* Information supplied:
** Start **
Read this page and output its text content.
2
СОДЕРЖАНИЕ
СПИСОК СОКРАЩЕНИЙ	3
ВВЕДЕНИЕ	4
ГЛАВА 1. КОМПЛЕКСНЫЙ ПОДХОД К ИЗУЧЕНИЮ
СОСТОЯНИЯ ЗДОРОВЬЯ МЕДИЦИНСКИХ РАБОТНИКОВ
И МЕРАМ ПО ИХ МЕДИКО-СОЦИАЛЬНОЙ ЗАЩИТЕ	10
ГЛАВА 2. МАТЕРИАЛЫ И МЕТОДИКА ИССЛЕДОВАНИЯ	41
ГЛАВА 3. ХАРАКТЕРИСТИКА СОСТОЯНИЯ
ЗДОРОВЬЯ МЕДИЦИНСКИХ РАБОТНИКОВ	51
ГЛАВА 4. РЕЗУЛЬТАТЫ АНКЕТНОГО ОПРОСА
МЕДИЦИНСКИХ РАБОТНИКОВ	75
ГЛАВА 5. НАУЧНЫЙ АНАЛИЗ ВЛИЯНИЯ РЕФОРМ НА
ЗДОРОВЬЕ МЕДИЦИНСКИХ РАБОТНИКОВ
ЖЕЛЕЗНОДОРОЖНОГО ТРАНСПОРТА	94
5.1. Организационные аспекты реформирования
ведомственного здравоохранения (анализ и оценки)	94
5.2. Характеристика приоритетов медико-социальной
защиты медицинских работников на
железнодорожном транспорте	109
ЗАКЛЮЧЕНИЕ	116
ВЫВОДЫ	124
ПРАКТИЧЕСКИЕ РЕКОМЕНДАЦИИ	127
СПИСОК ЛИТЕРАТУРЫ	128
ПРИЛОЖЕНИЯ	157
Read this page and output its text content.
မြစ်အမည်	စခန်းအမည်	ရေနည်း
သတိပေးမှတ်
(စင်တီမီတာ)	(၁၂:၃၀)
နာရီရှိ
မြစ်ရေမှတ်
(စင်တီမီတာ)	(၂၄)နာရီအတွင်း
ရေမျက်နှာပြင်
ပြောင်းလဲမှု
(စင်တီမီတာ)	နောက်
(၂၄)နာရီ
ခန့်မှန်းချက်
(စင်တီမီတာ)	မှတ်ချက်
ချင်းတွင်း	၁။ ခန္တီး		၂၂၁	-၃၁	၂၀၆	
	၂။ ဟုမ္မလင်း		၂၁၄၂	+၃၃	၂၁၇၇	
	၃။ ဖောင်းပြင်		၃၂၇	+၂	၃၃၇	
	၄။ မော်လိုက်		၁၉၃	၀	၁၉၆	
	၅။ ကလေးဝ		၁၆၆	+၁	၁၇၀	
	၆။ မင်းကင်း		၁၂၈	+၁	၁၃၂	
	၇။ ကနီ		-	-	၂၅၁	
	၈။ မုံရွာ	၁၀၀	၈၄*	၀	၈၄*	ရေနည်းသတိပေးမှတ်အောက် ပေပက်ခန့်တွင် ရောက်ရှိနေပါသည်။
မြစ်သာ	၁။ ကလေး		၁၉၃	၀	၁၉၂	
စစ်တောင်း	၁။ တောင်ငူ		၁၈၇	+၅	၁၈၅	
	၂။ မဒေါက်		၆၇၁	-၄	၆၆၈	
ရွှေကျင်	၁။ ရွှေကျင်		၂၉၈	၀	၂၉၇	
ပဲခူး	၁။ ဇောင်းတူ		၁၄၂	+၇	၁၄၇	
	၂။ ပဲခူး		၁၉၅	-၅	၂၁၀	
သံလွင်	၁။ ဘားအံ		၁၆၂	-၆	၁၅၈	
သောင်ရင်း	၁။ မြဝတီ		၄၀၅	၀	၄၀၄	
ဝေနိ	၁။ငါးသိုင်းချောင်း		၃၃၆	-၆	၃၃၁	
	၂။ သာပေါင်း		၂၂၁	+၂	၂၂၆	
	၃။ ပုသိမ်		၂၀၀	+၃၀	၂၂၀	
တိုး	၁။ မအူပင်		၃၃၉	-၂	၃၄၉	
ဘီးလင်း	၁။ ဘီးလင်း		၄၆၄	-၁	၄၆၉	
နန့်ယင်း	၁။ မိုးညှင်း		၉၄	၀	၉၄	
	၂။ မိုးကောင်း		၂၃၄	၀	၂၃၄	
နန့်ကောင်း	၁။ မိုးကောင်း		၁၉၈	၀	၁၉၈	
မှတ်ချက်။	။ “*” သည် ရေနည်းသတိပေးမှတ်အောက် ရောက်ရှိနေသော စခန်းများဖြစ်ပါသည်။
** End **
* Task prompt: Retype the whole listing above exactly.

* Full response:
Read this page and output its text content.
2
СОДЕРЖАНИЕ
СПИСОК СОКРАЩЕНИЙ	3
ВВЕДЕНИЕ	4
ГЛАВА 1. КОМПЛЕКСНЫЙ ПОДХОД К ИЗУЧЕНИЮ
СОСТОЯНИЯ ЗДОРОВЬЯ МЕДИЦИНСКИХ РАБОТНИКОВ
И МЕРАМ ПО ИХ МЕДИКО-СОЦИАЛЬНОЙ ЗАЩИТЕ	10
ГЛАВА 2. МАТЕРИАЛЫ И МЕТОДИКА ИССЛЕДОВАНИЯ	41
ГЛАВА 3. ХАРАКТЕРИСТИКА СОСТОЯНИЯ
ЗДОРОВЬЯ МЕДИЦИНСКИХ РАБОТНИКОВ	51
ГЛАВА 4. РЕЗУЛЬТАТЫ АНКЕТНОГО ОПРОСА
МЕДИЦИНСКИХ РАБОТНИКОВ	75
ГЛАВА 5. НАУЧНЫЙ АНАЛИЗ ВЛИЯНИЯ РЕФОРМ НА
ЗДОРОВЬЕ МЕДИЦИНСКИХ РАБОТНИКОВ
ЖЕЛЕЗНОДОРОЖНОГО ТРАНСПОРТА	94
5.1. Организационные аспекты реформирования
ведомственного здравоохранения (анализ и оценки)	94
5.2. Характеристика приоритетов медико-социальной
защиты медицинских работников на
железнодорожном транспорте	109
ЗАКЛЮЧЕНИЕ	116
ВЫВОДЫ	124
ПРАКТИЧЕСКИЕ РЕКОМЕНДАЦИИ	127
СПИСОК ЛИТЕРАТУРЫ	128
ПРИЛОЖЕНИЯ	157
Read this page and output its text content.
မြစ်အမည်	စခန်းအမည်	ရေနည်း
သတိပေးမှတ်
(စင်တီမီတာ)	(၁၂:၃၀)
နာရီရှိ
မြစ်ရေမှတ်
(စင်တီမီတာ)	(၂၄)နာရီအတွင်း
ရေမျက်နှာပြင်
ပြောင်းလဲမှု
(စင်တီမီတာ)	နောက်
(၂၄)နာရီ
ခန့်မှန်းချက်
(စင်တီမီတာ)	မှတ်ချက်
ချင်းတွင်း	၁။ ခန္တီး		၂၂၁	-၃၁	၂၀၆	
	၂။ ဟုမ္မလင်း		၂၁၄၂	+၃၃	၂၁၇၇	
	၃။ ဖောင်းပြင်		၃၂၇	+၂	၃၃၇	
	၄။ မော်လိုက်		၁၉၃	၀	၁၉၆	
	၅။ ကလေးဝ		၁၆၆	+၁	၁၇၀	
	၆။ မင်းကင်း		၁၂၈	+၁	၁၃၂	
	၇။ ကနီ		-	-	၂၅၁	
	၈။ မုံရွာ	၁၀၀	၈၄*	၀	၈၄*	ရေနည်းသတိပေးမှတ်အောက် ပေပက်ခန့်တွင် ရောက်ရှိနေပါသည်။
မြစ်သာ	၁။ ကလေး		၁၉၃	၀	၁၉၂	
စစ်တောင်း	၁။ တောင်ငူ		၁၈၇	+၅	၁၈၅	
	၂။ မဒေါက်		၆၇၁	-၄	၆၆၈	
ရွှေကျင်	၁။ ရွှေကျင်		၂၉၈	၀	၂၉၇	
ပဲခူး	၁။ ဇောင်းတူ		၁၄၂	+၇	၁၄၇	
	၂။ ပဲခူး		၁၉၅	-၅	၂၁၀	
သံလွင်	၁။ ဘားအံ		၁၆၂	-၆	၁၅၈	
သောင်ရင်း	၁။ မြဝတီ		၄၀၅	၀	၄၀၄	
ဝေနိ	၁။ငါးသိုင်းချောင်း		၃၃၆	-၆	၃၃၁	
	၂။ သာပေါင်း		၂၂၁	+၂	၂၂၆	
	၃။ ပုသိမ်		၂၀၀	+၃၀	၂၂၀	
တိုး	၁။ မအူပင်		၃၃၉	-၂	၃၄၉	
ဘီးလင်း	၁။ ဘီးလင်း		၄၆၄	-၁	၄၆၉	
နန့်ယင်း	၁။ မိုးညှင်း		၉၄	၀	၉၄	
	၂။ မိုးကောင်း		၂၃၄	၀	၂၃၄	
နန့်ကောင်း	၁။ မိုးကောင်း		၁၉၈	၀	၁၉၈	
မှတ်ချက်။	။ “*” သည် ရေနည်းသတိပေးမှတ်အောက် ရောက်ရှိနေသော စခန်းများဖြစ်ပါသည်။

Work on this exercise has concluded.